## TASKS:
1 > In the excerpt about the Bechers, what is the title of MoMA's show about photography of sculpture?
2 > Write out the part of the excerpt about the Bechers from "Earlier this morning, I" to "not their subjects.".
3 > Extend the excerpt about the Bechers and obsolete objects as art, starting after its last sentence.

(SELECTED EXTRACT Opens)

Earlier this morning, I tweeted half-seriously about the Bechers not working their way into The Original Copy, MoMA’s show about photography of sculpture. For all their conceptual sophistication, and their typological aestheticization to the industrial forms and structures they photographed, I don’t believe the Bechers saw their work in terms of, say, a readymade. Their art is their photos, not their subjects.
With their built-in obsolescence and anachronism, none of these objects could function as they originally did. Or were intended to do. And they don’t, really, remain as artifacts [except, as in the sound mirrors’ case, when they do]. So the only context in which they could plausibly exist–or credibly, since it’s plausible that they could be recreated by an enthusiast, a WWI re-enactor, or a nerded out…who is that guy in that refabricated sound locator, anyway?–is as an art object. And that’s the whole point, because they are these fantastic objects that surpass the presence and sophistication and beauty and…aura of so much intentional art, that it almost feels wrong not to appropriate or recontextualize or readymake them in somehow.

(SELECTED EXTRACT Closes)
(EXTRACTED ENTRIES Opens)

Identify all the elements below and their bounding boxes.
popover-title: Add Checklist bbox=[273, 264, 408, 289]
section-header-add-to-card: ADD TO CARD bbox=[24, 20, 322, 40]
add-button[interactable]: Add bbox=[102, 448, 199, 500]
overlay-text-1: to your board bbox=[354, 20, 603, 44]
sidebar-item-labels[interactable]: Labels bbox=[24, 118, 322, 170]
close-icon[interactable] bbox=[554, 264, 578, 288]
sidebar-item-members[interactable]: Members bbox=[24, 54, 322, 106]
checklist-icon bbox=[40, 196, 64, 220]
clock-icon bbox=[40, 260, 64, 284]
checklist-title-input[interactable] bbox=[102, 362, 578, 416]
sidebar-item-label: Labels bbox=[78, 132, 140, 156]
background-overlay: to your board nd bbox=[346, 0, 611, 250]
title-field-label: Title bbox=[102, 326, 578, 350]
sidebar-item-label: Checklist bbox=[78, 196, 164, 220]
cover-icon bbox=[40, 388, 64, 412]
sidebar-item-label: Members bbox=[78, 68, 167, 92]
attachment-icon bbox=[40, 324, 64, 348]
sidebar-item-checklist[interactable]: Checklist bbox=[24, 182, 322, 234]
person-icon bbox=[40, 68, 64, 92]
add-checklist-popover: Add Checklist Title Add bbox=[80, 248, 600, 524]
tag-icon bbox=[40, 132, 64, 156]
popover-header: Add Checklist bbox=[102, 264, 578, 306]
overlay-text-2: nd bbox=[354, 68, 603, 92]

(EXTRACTED ENTRIES Closes)

## RESPONSES PER TASK:
1 > The Original Copy

2 >
Earlier this morning, I tweeted half-seriously about the Bechers not working their way into The Original Copy, MoMA’s show about photography of sculpture. For all their conceptual sophistication, and their typological aestheticization to the industrial forms and structures they photographed, I don’t believe the Bechers saw their work in terms of, say, a readymade. Their art is their photos, not their subjects.

3 >
LATER THAT DAY UPDATE: Never mind. Going into my boxes, I see that, in fact, the title of the Bechers’ first book is Anonyme Skulpturen. Should’ve gotten the English edition after all. Stay tuned.
Yeah, well, in this 2000 interview with the Bechers, they talk about the beginnings of their work, which was considered “inartistic” by the art world of the day, the early 1960s. Bernd Becher: “To say, ‘This winding tower is an object, and it is just as interesting on its own terms’–that was not possible.” And then he talked about the urgency of photographing buildings they “didn’t like” which were slated for demolition, and explained not like them in terms of them not having “an aura.” So really, really, never mind.